THE TASK:
Output every entry exactly as written, skipping any pictures.

◇ ◇ ◇

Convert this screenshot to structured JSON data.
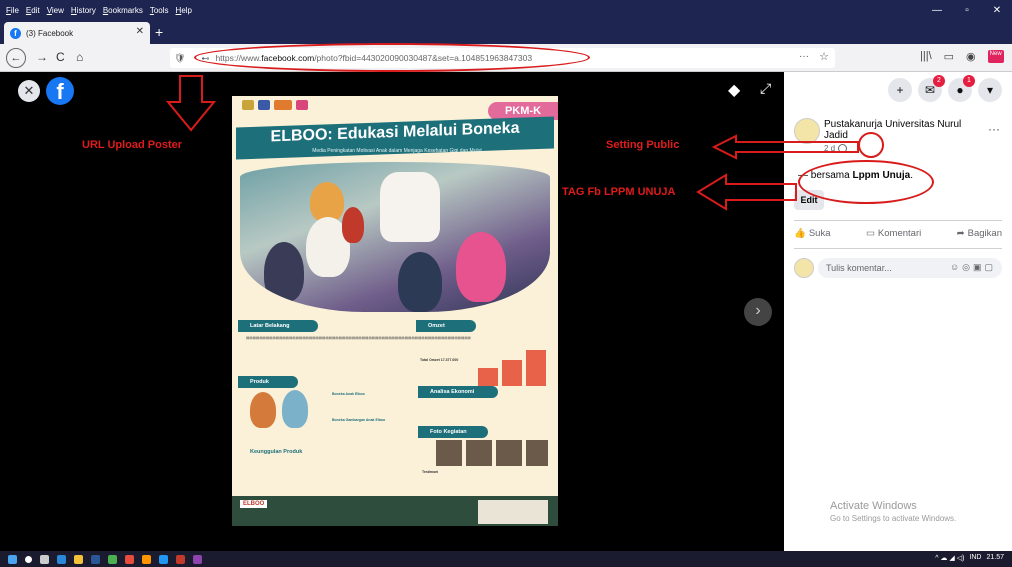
{
  "menu": [
    "File",
    "Edit",
    "View",
    "History",
    "Bookmarks",
    "Tools",
    "Help"
  ],
  "window_controls": {
    "minimize": "—",
    "restore": "▫",
    "close": "✕"
  },
  "tab": {
    "title": "(3) Facebook",
    "close": "✕",
    "new_tab": "+"
  },
  "nav": {
    "back": "←",
    "forward": "→",
    "reload": "C",
    "home": "⌂",
    "shield": "🛡",
    "key": "⊷",
    "url_prefix": "https://www.",
    "url_domain": "facebook.com",
    "url_rest": "/photo?fbid=443020090030487&set=a.104851963847303",
    "page_actions": "···",
    "star": "☆"
  },
  "toolbar_icons": [
    "|||\\",
    "▭",
    "◉",
    "New"
  ],
  "viewer": {
    "close": "✕",
    "logo": "f",
    "tag": "◆",
    "expand": "⤢",
    "next": "›"
  },
  "poster": {
    "badge": "PKM-K",
    "title": "ELBOO: Edukasi Melalui Boneka",
    "subtitle": "Media Peningkatan Motivasi Anak dalam Menjaga Kesehatan Gigi dan Mulut",
    "sections": [
      "Latar Belakang",
      "Omzet",
      "Produk",
      "Analisa Ekonomi",
      "Keunggulan Produk",
      "Foto Kegiatan",
      "Testimoni"
    ],
    "omzet_total": "Total Omzet 17.377.000",
    "product_1": "Boneka Anak Elboo",
    "product_2": "Boneka Gambargan Anak Elboo",
    "footer_logo": "ELBOO"
  },
  "panel": {
    "add": "+",
    "messenger": "✉",
    "messenger_badge": "2",
    "notifications": "●",
    "notifications_badge": "1",
    "account": "▾",
    "page_name": "Pustakanurja Universitas Nurul Jadid",
    "meta": "2 d",
    "more": "···",
    "caption_prefix": "— bersama ",
    "caption_tag": "Lppm Unuja",
    "caption_suffix": ".",
    "edit": "Edit",
    "like": "Suka",
    "comment": "Komentari",
    "share": "Bagikan",
    "like_icon": "👍",
    "comment_icon": "▭",
    "share_icon": "➦",
    "comment_placeholder": "Tulis komentar...",
    "comment_icons": "☺◎▣▢"
  },
  "watermark": {
    "line1": "Activate Windows",
    "line2": "Go to Settings to activate Windows."
  },
  "annotations": {
    "url": "URL Upload Poster",
    "public": "Setting Public",
    "tag": "TAG Fb LPPM UNUJA"
  },
  "taskbar": {
    "time": "21.57",
    "lang": "IND",
    "tray_icons": "^ ☁ ◢ ◁)"
  },
  "colors": {
    "facebook_blue": "#1877f2",
    "annotation_red": "#e01b1b",
    "poster_teal": "#1d6f7a",
    "chrome_dark": "#1e2551"
  }
}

◇ ◇ ◇

COMPLETED TASK:
Convert this screenshot to structured JSON data.
{
  "menu": [
    "File",
    "Edit",
    "View",
    "History",
    "Bookmarks",
    "Tools",
    "Help"
  ],
  "window_controls": {
    "minimize": "—",
    "restore": "▫",
    "close": "✕"
  },
  "tab": {
    "title": "(3) Facebook",
    "close": "✕",
    "new_tab": "+"
  },
  "nav": {
    "back": "←",
    "forward": "→",
    "reload": "C",
    "home": "⌂",
    "shield": "🛡",
    "key": "⊷",
    "url_prefix": "https://www.",
    "url_domain": "facebook.com",
    "url_rest": "/photo?fbid=443020090030487&set=a.104851963847303",
    "page_actions": "···",
    "star": "☆"
  },
  "toolbar_icons": [
    "|||\\",
    "▭",
    "◉",
    "New"
  ],
  "viewer": {
    "close": "✕",
    "logo": "f",
    "tag": "◆",
    "expand": "⤢",
    "next": "›"
  },
  "poster": {
    "badge": "PKM-K",
    "title": "ELBOO: Edukasi Melalui Boneka",
    "subtitle": "Media Peningkatan Motivasi Anak dalam Menjaga Kesehatan Gigi dan Mulut",
    "sections": [
      "Latar Belakang",
      "Omzet",
      "Produk",
      "Analisa Ekonomi",
      "Keunggulan Produk",
      "Foto Kegiatan",
      "Testimoni"
    ],
    "omzet_total": "Total Omzet 17.377.000",
    "product_1": "Boneka Anak Elboo",
    "product_2": "Boneka Gambargan Anak Elboo",
    "footer_logo": "ELBOO"
  },
  "panel": {
    "add": "+",
    "messenger": "✉",
    "messenger_badge": "2",
    "notifications": "●",
    "notifications_badge": "1",
    "account": "▾",
    "page_name": "Pustakanurja Universitas Nurul Jadid",
    "meta": "2 d",
    "more": "···",
    "caption_prefix": "— bersama ",
    "caption_tag": "Lppm Unuja",
    "caption_suffix": ".",
    "edit": "Edit",
    "like": "Suka",
    "comment": "Komentari",
    "share": "Bagikan",
    "like_icon": "👍",
    "comment_icon": "▭",
    "share_icon": "➦",
    "comment_placeholder": "Tulis komentar...",
    "comment_icons": "☺◎▣▢"
  },
  "watermark": {
    "line1": "Activate Windows",
    "line2": "Go to Settings to activate Windows."
  },
  "annotations": {
    "url": "URL Upload Poster",
    "public": "Setting Public",
    "tag": "TAG Fb LPPM UNUJA"
  },
  "taskbar": {
    "time": "21.57",
    "lang": "IND",
    "tray_icons": "^ ☁ ◢ ◁)"
  },
  "colors": {
    "facebook_blue": "#1877f2",
    "annotation_red": "#e01b1b",
    "poster_teal": "#1d6f7a",
    "chrome_dark": "#1e2551"
  }
}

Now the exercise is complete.